─── The records
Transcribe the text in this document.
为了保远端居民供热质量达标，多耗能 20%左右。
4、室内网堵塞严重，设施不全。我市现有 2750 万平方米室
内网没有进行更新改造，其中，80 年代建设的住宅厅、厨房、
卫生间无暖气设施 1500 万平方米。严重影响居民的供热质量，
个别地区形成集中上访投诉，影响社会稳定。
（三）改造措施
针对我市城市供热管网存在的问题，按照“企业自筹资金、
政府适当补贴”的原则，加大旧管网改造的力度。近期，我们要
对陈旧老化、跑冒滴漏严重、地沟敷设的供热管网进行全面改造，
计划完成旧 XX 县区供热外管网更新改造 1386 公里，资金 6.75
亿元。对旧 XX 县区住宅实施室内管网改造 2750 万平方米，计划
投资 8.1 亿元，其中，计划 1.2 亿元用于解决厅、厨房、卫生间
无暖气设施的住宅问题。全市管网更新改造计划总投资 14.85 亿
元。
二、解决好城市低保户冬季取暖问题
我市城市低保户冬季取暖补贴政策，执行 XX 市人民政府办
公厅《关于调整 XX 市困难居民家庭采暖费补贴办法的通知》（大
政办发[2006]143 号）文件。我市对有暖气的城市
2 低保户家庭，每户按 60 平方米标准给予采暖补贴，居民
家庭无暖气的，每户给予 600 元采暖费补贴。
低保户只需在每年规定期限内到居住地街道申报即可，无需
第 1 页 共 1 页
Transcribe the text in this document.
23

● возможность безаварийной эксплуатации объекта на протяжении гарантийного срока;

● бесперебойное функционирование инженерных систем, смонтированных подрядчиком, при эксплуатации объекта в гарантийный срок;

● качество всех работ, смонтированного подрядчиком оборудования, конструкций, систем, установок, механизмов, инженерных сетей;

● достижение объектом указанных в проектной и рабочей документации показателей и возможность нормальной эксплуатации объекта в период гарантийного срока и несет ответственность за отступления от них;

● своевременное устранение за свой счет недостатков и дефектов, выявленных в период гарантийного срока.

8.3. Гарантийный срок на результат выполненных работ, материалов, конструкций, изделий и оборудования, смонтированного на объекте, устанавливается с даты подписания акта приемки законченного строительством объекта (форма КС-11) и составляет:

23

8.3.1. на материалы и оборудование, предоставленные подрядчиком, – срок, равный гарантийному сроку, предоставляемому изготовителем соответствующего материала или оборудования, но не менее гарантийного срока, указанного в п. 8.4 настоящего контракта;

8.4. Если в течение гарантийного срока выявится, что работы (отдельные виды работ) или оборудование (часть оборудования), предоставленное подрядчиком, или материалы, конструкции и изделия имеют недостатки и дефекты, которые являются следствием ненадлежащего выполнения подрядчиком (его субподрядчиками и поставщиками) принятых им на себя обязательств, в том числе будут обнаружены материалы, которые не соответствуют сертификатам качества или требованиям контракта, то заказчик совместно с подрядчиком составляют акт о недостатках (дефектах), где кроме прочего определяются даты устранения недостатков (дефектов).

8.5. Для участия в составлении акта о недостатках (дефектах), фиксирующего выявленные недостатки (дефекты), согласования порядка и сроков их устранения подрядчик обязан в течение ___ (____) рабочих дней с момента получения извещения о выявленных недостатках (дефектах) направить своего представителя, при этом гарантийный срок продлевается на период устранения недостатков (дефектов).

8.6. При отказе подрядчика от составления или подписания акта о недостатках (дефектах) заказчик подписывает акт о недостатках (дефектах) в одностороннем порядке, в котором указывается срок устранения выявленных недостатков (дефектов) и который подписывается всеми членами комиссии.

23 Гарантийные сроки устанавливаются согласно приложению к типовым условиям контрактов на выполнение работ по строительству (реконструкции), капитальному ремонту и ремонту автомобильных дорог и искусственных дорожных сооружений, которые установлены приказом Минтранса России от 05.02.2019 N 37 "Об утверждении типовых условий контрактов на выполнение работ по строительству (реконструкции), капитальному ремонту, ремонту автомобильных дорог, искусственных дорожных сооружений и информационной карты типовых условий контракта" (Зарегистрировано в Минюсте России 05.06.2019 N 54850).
──────
Directions:
Check each line of the records above for "объекта", and copy those that have it.

Response to this task:
● возможность безаварийной эксплуатации объекта на протяжении гарантийного срока;
● бесперебойное функционирование инженерных систем, смонтированных подрядчиком, при эксплуатации объекта в гарантийный срок;
● достижение объектом указанных в проектной и рабочей документации показателей и возможность нормальной эксплуатации объекта в период гарантийного срока и несет ответственность за отступления от них;
8.3. Гарантийный срок на результат выполненных работ, материалов, конструкций, изделий и оборудования, смонтированного на объекте, устанавливается с даты подписания акта приемки законченного строительством объекта (форма КС-11) и составляет:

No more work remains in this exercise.